(Data excerpts)
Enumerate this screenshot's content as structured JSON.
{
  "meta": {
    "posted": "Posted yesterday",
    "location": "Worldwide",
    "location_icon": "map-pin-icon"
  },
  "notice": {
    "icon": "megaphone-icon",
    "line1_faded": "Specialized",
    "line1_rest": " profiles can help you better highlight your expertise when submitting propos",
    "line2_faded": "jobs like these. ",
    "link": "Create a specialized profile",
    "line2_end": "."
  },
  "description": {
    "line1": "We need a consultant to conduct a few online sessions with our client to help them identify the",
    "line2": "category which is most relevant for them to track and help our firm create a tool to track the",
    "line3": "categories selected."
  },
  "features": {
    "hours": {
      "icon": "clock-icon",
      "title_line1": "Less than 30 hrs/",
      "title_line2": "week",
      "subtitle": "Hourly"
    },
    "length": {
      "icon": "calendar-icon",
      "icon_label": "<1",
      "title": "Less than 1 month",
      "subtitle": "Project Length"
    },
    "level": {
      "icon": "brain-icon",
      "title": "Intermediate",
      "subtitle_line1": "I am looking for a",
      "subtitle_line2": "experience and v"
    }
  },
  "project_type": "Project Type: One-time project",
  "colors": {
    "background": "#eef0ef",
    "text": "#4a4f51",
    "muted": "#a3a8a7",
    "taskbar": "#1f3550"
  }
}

---

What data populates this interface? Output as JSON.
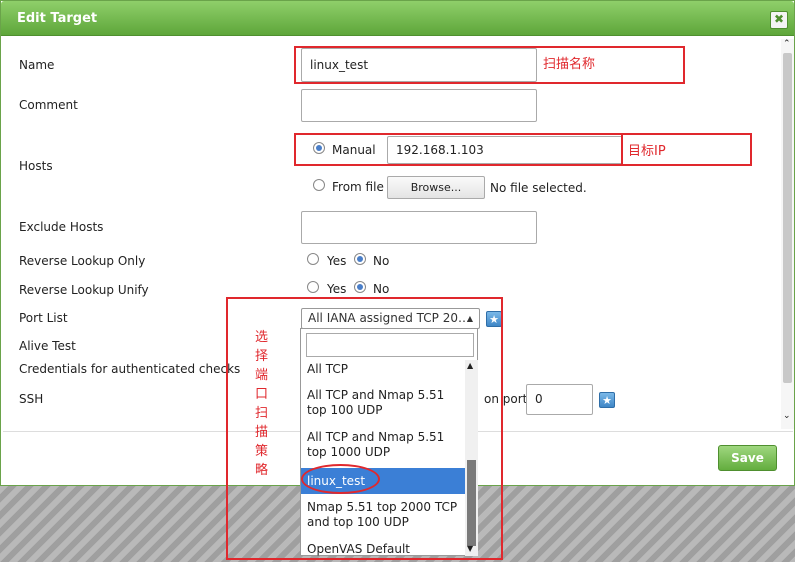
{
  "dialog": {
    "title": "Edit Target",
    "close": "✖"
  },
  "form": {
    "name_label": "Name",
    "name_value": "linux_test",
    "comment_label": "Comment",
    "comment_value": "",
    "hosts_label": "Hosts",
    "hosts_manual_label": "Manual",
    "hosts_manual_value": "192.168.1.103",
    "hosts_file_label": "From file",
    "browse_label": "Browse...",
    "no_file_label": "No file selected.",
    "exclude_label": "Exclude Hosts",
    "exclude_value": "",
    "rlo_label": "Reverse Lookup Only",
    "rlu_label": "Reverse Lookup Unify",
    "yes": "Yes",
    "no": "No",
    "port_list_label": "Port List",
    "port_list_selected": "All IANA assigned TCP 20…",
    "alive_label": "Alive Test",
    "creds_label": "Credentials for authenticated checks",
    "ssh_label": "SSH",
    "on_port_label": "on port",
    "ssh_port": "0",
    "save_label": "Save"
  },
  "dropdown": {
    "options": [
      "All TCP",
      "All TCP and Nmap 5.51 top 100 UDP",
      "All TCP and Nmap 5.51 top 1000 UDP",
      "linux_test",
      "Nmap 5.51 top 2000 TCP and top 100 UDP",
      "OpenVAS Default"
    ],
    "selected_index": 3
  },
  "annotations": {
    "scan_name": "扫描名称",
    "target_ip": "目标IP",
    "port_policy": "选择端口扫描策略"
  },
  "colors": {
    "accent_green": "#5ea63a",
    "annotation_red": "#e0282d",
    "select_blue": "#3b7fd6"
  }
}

REQUEST: Look for lines containing the string "this" and copy them all.

TASK RESULT:
Enumerate this screenshot's content as structured JSON.
What data populates this interface? Output as JSON.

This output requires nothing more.